------ ENTRIES SUPPLIED ------
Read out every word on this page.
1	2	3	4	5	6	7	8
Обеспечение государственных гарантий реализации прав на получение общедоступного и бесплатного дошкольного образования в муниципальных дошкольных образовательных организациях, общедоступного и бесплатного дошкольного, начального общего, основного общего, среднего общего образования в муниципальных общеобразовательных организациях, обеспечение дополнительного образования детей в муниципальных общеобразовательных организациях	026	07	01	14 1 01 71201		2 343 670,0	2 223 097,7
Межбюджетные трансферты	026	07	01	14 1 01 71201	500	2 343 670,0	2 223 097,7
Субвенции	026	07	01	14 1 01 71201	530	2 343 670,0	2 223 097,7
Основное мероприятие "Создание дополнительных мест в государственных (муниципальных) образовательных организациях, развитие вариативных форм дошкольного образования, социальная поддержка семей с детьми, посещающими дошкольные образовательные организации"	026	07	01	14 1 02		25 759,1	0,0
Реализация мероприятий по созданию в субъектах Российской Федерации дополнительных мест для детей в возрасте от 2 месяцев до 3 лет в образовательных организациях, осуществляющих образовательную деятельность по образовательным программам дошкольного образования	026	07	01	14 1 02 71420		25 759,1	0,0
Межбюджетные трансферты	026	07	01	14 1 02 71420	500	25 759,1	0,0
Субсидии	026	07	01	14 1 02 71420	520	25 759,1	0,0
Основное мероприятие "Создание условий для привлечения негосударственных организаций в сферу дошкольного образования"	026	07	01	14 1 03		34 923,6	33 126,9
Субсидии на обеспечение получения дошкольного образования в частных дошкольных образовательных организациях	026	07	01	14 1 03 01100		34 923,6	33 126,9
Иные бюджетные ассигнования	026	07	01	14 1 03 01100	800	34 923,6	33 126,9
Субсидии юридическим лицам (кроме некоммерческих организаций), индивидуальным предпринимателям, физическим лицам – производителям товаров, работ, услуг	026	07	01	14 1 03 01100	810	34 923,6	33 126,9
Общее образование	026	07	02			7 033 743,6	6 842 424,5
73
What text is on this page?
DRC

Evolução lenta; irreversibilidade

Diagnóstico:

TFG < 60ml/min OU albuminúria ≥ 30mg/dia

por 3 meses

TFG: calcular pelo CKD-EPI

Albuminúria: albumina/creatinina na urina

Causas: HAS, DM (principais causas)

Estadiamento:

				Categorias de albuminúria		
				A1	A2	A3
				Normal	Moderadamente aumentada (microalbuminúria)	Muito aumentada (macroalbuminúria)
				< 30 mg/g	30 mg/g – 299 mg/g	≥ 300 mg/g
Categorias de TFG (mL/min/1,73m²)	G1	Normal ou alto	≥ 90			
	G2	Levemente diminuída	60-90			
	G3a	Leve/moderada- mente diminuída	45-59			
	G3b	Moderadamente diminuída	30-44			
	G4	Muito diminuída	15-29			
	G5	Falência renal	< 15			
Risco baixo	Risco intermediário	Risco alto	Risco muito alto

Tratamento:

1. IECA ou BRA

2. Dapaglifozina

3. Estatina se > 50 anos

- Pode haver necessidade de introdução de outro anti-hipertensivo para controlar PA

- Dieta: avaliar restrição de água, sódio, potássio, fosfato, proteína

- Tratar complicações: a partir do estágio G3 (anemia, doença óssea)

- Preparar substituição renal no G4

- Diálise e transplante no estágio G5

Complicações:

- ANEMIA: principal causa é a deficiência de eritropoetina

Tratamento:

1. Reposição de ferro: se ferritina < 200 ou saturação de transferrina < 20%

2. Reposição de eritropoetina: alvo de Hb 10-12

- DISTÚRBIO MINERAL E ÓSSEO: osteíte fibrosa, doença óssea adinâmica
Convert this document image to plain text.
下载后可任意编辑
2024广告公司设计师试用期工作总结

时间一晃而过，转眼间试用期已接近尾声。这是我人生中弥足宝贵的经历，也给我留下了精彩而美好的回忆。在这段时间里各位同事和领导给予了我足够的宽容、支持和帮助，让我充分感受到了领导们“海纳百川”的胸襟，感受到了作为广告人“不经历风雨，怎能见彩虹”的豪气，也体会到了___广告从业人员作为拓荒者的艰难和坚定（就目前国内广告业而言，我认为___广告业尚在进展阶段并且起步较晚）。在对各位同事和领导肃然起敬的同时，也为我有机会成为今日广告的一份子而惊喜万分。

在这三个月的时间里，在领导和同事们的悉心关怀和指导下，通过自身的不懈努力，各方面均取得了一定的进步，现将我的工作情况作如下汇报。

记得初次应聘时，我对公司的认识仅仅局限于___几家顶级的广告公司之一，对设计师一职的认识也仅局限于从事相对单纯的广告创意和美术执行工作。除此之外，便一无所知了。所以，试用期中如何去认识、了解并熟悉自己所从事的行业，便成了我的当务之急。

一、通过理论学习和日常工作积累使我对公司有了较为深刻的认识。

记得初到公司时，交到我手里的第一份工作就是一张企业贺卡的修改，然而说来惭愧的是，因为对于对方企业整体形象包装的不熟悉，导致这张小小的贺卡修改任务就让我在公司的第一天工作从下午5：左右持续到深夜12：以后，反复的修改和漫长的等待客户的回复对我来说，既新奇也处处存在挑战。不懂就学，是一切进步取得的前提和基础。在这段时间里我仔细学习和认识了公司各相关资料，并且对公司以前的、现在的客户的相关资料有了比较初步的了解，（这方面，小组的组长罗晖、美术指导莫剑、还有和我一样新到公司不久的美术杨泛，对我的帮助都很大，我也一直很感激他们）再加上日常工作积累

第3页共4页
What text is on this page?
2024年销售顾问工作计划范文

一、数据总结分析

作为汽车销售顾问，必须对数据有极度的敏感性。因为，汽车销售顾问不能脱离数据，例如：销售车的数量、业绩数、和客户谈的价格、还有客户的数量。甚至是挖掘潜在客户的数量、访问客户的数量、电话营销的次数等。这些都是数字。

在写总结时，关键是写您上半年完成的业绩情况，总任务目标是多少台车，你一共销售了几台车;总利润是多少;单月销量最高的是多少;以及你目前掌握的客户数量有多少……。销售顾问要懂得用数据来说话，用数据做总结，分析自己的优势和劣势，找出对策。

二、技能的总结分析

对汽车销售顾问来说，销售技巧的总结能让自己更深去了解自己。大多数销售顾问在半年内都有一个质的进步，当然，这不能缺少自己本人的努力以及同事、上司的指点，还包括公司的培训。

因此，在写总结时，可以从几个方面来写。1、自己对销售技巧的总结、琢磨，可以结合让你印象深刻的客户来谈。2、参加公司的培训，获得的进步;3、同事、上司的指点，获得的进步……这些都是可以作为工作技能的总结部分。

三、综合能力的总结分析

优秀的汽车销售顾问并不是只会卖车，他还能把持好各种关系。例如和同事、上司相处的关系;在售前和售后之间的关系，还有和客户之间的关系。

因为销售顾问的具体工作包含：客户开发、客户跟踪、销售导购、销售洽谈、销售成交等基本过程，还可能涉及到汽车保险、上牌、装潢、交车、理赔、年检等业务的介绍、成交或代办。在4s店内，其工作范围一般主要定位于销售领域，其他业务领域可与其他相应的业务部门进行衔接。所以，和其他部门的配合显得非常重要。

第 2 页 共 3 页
------
Write out every entry verbatim.

Read out every word on this page.
1	2	3	4	5	6	7	8
Обеспечение государственных гарантий реализации прав на получение общедоступного и бесплатного дошкольного образования в муниципальных дошкольных образовательных организациях, общедоступного и бесплатного дошкольного, начального общего, основного общего, среднего общего образования в муниципальных общеобразовательных организациях, обеспечение дополнительного образования детей в муниципальных общеобразовательных организациях	026	07	01	14 1 01 71201		2 343 670,0	2 223 097,7
Межбюджетные трансферты	026	07	01	14 1 01 71201	500	2 343 670,0	2 223 097,7
Субвенции	026	07	01	14 1 01 71201	530	2 343 670,0	2 223 097,7
Основное мероприятие "Создание дополнительных мест в государственных (муниципальных) образовательных организациях, развитие вариативных форм дошкольного образования, социальная поддержка семей с детьми, посещающими дошкольные образовательные организации"	026	07	01	14 1 02		25 759,1	0,0
Реализация мероприятий по созданию в субъектах Российской Федерации дополнительных мест для детей в возрасте от 2 месяцев до 3 лет в образовательных организациях, осуществляющих образовательную деятельность по образовательным программам дошкольного образования	026	07	01	14 1 02 71420		25 759,1	0,0
Межбюджетные трансферты	026	07	01	14 1 02 71420	500	25 759,1	0,0
Субсидии	026	07	01	14 1 02 71420	520	25 759,1	0,0
Основное мероприятие "Создание условий для привлечения негосударственных организаций в сферу дошкольного образования"	026	07	01	14 1 03		34 923,6	33 126,9
Субсидии на обеспечение получения дошкольного образования в частных дошкольных образовательных организациях	026	07	01	14 1 03 01100		34 923,6	33 126,9
Иные бюджетные ассигнования	026	07	01	14 1 03 01100	800	34 923,6	33 126,9
Субсидии юридическим лицам (кроме некоммерческих организаций), индивидуальным предпринимателям, физическим лицам – производителям товаров, работ, услуг	026	07	01	14 1 03 01100	810	34 923,6	33 126,9
Общее образование	026	07	02			7 033 743,6	6 842 424,5
73
What text is on this page?
DRC

Evolução lenta; irreversibilidade

Diagnóstico:

TFG < 60ml/min OU albuminúria ≥ 30mg/dia

por 3 meses

TFG: calcular pelo CKD-EPI

Albuminúria: albumina/creatinina na urina

Causas: HAS, DM (principais causas)

Estadiamento:

				Categorias de albuminúria		
				A1	A2	A3
				Normal	Moderadamente aumentada (microalbuminúria)	Muito aumentada (macroalbuminúria)
				< 30 mg/g	30 mg/g – 299 mg/g	≥ 300 mg/g
Categorias de TFG (mL/min/1,73m²)	G1	Normal ou alto	≥ 90			
	G2	Levemente diminuída	60-90			
	G3a	Leve/moderada- mente diminuída	45-59			
	G3b	Moderadamente diminuída	30-44			
	G4	Muito diminuída	15-29			
	G5	Falência renal	< 15			
Risco baixo	Risco intermediário	Risco alto	Risco muito alto

Tratamento:

1. IECA ou BRA

2. Dapaglifozina

3. Estatina se > 50 anos

- Pode haver necessidade de introdução de outro anti-hipertensivo para controlar PA

- Dieta: avaliar restrição de água, sódio, potássio, fosfato, proteína

- Tratar complicações: a partir do estágio G3 (anemia, doença óssea)

- Preparar substituição renal no G4

- Diálise e transplante no estágio G5

Complicações:

- ANEMIA: principal causa é a deficiência de eritropoetina

Tratamento:

1. Reposição de ferro: se ferritina < 200 ou saturação de transferrina < 20%

2. Reposição de eritropoetina: alvo de Hb 10-12

- DISTÚRBIO MINERAL E ÓSSEO: osteíte fibrosa, doença óssea adinâmica
Convert this document image to plain text.
下载后可任意编辑
2024广告公司设计师试用期工作总结

时间一晃而过，转眼间试用期已接近尾声。这是我人生中弥足宝贵的经历，也给我留下了精彩而美好的回忆。在这段时间里各位同事和领导给予了我足够的宽容、支持和帮助，让我充分感受到了领导们“海纳百川”的胸襟，感受到了作为广告人“不经历风雨，怎能见彩虹”的豪气，也体会到了___广告从业人员作为拓荒者的艰难和坚定（就目前国内广告业而言，我认为___广告业尚在进展阶段并且起步较晚）。在对各位同事和领导肃然起敬的同时，也为我有机会成为今日广告的一份子而惊喜万分。

在这三个月的时间里，在领导和同事们的悉心关怀和指导下，通过自身的不懈努力，各方面均取得了一定的进步，现将我的工作情况作如下汇报。

记得初次应聘时，我对公司的认识仅仅局限于___几家顶级的广告公司之一，对设计师一职的认识也仅局限于从事相对单纯的广告创意和美术执行工作。除此之外，便一无所知了。所以，试用期中如何去认识、了解并熟悉自己所从事的行业，便成了我的当务之急。

一、通过理论学习和日常工作积累使我对公司有了较为深刻的认识。

记得初到公司时，交到我手里的第一份工作就是一张企业贺卡的修改，然而说来惭愧的是，因为对于对方企业整体形象包装的不熟悉，导致这张小小的贺卡修改任务就让我在公司的第一天工作从下午5：左右持续到深夜12：以后，反复的修改和漫长的等待客户的回复对我来说，既新奇也处处存在挑战。不懂就学，是一切进步取得的前提和基础。在这段时间里我仔细学习和认识了公司各相关资料，并且对公司以前的、现在的客户的相关资料有了比较初步的了解，（这方面，小组的组长罗晖、美术指导莫剑、还有和我一样新到公司不久的美术杨泛，对我的帮助都很大，我也一直很感激他们）再加上日常工作积累

第3页共4页
What text is on this page?
2024年销售顾问工作计划范文

一、数据总结分析

作为汽车销售顾问，必须对数据有极度的敏感性。因为，汽车销售顾问不能脱离数据，例如：销售车的数量、业绩数、和客户谈的价格、还有客户的数量。甚至是挖掘潜在客户的数量、访问客户的数量、电话营销的次数等。这些都是数字。

在写总结时，关键是写您上半年完成的业绩情况，总任务目标是多少台车，你一共销售了几台车;总利润是多少;单月销量最高的是多少;以及你目前掌握的客户数量有多少……。销售顾问要懂得用数据来说话，用数据做总结，分析自己的优势和劣势，找出对策。

二、技能的总结分析

对汽车销售顾问来说，销售技巧的总结能让自己更深去了解自己。大多数销售顾问在半年内都有一个质的进步，当然，这不能缺少自己本人的努力以及同事、上司的指点，还包括公司的培训。

因此，在写总结时，可以从几个方面来写。1、自己对销售技巧的总结、琢磨，可以结合让你印象深刻的客户来谈。2、参加公司的培训，获得的进步;3、同事、上司的指点，获得的进步……这些都是可以作为工作技能的总结部分。

三、综合能力的总结分析

优秀的汽车销售顾问并不是只会卖车，他还能把持好各种关系。例如和同事、上司相处的关系;在售前和售后之间的关系，还有和客户之间的关系。

因为销售顾问的具体工作包含：客户开发、客户跟踪、销售导购、销售洽谈、销售成交等基本过程，还可能涉及到汽车保险、上牌、装潢、交车、理赔、年检等业务的介绍、成交或代办。在4s店内，其工作范围一般主要定位于销售领域，其他业务领域可与其他相应的业务部门进行衔接。所以，和其他部门的配合显得非常重要。

第 2 页 共 3 页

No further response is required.